**Goal:**
What number of lines contain the word "color"? Reply with the number and nothing else.

[Figure collection entries]
━━━━━━━━

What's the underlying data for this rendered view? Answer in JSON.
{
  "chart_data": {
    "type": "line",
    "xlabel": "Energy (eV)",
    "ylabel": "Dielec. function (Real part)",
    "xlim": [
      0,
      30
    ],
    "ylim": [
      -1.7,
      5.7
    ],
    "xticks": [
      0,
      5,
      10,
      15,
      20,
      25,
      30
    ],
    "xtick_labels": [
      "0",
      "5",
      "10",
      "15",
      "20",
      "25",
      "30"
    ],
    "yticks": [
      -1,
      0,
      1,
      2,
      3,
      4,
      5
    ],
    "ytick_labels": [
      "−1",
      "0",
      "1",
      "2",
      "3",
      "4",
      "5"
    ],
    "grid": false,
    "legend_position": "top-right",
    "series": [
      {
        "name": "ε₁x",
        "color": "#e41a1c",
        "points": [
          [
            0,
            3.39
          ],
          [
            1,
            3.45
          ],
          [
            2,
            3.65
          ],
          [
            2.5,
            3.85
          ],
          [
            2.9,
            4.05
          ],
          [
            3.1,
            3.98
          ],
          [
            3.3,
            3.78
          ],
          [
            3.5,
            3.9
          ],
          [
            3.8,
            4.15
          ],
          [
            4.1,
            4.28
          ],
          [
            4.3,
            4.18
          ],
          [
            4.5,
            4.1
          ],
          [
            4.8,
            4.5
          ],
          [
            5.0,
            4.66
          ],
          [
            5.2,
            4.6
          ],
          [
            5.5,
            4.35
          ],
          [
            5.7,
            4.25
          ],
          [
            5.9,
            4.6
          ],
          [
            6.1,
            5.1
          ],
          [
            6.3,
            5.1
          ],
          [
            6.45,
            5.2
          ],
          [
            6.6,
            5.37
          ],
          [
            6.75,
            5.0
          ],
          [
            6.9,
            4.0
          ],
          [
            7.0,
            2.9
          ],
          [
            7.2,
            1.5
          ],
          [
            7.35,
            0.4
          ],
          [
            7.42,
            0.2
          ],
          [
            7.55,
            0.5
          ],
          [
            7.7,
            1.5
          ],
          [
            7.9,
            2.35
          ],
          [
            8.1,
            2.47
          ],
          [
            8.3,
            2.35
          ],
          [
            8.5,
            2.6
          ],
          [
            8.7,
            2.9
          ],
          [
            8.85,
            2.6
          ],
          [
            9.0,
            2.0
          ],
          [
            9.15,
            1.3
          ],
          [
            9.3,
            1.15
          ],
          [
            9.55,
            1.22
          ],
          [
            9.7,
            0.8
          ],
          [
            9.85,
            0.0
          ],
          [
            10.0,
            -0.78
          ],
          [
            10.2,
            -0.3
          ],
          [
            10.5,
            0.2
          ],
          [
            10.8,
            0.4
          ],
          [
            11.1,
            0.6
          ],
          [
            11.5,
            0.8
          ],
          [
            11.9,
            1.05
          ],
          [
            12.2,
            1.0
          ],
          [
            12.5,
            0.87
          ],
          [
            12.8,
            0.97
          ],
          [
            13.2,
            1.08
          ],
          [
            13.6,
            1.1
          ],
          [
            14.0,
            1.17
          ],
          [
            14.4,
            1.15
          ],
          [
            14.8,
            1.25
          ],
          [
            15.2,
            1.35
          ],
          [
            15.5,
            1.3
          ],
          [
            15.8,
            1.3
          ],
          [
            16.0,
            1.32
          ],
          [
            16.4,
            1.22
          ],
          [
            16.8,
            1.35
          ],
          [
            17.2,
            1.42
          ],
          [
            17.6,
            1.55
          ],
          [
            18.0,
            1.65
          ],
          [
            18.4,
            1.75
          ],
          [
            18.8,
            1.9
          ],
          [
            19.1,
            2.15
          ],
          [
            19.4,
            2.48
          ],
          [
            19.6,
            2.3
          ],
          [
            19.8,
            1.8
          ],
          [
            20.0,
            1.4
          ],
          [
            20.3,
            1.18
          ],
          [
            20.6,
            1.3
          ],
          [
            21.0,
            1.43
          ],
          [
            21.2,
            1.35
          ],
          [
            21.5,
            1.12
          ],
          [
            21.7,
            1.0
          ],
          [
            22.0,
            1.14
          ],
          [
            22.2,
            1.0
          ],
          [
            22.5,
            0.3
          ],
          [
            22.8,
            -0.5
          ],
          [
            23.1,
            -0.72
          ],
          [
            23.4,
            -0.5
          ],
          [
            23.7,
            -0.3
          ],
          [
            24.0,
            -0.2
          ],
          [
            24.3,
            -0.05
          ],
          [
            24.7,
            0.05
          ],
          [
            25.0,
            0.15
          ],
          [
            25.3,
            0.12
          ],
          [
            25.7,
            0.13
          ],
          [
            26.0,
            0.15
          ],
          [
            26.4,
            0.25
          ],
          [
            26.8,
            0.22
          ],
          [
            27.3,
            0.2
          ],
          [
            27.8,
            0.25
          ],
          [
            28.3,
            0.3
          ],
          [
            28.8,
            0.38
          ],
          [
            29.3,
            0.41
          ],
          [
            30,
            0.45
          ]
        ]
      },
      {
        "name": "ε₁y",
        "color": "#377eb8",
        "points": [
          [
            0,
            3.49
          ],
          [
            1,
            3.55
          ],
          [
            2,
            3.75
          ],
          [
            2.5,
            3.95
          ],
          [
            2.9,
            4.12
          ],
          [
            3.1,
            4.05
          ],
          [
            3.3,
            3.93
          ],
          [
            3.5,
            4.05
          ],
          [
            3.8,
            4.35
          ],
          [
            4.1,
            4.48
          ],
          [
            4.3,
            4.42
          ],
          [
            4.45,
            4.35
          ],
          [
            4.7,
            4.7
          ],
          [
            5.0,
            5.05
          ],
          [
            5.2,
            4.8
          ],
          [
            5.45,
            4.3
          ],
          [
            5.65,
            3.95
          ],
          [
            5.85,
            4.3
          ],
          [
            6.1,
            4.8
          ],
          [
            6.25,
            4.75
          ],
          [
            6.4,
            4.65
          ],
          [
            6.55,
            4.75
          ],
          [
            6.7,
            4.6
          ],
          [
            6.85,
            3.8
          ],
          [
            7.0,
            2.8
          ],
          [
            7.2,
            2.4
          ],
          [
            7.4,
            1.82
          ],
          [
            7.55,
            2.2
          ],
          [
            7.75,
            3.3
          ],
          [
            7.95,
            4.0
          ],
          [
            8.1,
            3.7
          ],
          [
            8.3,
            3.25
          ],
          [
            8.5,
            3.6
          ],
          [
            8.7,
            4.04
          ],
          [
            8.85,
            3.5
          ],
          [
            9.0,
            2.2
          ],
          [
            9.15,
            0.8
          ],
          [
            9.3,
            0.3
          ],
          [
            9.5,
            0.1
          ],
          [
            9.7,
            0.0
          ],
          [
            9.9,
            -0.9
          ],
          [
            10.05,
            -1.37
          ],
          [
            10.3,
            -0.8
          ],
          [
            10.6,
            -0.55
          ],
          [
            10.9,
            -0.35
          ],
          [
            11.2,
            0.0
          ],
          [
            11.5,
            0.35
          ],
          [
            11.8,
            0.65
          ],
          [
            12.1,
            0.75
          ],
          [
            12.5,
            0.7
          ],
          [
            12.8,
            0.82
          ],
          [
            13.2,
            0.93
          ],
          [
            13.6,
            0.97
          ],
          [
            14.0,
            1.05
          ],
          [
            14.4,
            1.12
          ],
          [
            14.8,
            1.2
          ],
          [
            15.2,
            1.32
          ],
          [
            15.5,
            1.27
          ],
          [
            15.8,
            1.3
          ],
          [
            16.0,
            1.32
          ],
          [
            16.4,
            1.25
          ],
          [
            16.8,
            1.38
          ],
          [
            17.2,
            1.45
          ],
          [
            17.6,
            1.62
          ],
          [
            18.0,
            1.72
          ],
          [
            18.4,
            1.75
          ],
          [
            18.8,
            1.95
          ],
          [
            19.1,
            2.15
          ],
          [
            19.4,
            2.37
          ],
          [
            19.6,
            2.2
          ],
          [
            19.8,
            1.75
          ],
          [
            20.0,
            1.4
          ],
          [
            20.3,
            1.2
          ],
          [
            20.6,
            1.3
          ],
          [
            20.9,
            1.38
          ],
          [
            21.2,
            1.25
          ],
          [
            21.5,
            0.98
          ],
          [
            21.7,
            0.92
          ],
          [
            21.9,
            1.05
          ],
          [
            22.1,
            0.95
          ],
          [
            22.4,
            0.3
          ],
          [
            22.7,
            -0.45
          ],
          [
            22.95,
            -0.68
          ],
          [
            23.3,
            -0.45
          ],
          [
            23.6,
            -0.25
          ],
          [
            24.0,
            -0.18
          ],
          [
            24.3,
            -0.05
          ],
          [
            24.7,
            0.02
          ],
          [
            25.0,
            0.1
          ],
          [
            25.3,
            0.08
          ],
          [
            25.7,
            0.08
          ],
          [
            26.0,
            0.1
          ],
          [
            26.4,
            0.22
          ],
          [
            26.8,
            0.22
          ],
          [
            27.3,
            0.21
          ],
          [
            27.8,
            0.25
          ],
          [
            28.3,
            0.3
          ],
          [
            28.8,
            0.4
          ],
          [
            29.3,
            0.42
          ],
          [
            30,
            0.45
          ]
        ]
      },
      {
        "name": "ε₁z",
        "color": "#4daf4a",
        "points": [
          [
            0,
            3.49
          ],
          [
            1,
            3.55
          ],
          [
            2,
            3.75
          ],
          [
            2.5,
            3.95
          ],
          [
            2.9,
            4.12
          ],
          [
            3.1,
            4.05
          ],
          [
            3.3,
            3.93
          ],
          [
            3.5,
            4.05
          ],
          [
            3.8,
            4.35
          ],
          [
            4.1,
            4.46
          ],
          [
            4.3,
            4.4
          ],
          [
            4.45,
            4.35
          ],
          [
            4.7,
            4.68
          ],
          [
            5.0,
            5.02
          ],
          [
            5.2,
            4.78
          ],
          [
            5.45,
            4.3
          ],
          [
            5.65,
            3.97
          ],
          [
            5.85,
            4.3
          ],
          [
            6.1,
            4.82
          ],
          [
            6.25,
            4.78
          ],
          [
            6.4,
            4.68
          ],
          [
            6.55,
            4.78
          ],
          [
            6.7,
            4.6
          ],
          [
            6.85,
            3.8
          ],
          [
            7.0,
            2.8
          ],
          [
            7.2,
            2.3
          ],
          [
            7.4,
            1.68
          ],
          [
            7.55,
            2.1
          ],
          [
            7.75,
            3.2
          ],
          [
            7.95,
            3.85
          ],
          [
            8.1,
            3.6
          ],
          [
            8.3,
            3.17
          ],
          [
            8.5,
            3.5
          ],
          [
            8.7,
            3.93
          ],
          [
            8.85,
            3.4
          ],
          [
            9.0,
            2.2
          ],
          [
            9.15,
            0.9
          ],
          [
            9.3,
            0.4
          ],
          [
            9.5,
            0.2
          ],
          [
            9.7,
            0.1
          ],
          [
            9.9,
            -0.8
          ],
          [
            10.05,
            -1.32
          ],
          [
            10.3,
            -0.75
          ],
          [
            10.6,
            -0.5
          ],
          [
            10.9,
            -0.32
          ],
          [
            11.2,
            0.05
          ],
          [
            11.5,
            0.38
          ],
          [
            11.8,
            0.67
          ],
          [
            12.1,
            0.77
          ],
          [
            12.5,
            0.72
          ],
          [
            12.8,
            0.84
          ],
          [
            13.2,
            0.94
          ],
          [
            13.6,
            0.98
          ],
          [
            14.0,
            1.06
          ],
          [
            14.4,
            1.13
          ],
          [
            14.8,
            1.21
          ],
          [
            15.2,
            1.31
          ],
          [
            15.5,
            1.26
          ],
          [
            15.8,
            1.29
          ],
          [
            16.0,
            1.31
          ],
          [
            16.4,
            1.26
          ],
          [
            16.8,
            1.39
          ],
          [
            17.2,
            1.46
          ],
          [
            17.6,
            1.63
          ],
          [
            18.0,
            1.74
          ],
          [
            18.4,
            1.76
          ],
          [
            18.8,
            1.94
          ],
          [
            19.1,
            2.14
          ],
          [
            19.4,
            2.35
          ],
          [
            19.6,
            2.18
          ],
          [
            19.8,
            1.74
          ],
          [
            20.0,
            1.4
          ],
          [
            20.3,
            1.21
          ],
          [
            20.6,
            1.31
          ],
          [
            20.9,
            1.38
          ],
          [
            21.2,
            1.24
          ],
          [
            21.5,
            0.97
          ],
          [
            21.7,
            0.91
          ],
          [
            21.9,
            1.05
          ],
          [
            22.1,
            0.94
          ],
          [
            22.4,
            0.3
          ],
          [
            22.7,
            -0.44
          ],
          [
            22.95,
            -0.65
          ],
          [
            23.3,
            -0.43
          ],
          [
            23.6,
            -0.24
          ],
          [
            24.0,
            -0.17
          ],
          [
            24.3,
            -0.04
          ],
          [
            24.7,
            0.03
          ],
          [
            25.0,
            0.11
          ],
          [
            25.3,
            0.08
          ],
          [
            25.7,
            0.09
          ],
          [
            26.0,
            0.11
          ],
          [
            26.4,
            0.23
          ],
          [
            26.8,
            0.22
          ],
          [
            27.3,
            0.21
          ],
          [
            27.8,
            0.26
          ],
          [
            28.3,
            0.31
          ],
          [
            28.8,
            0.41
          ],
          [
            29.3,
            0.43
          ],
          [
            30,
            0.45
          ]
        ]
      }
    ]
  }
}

━━━━━━━━

**Result of the exercise:**
3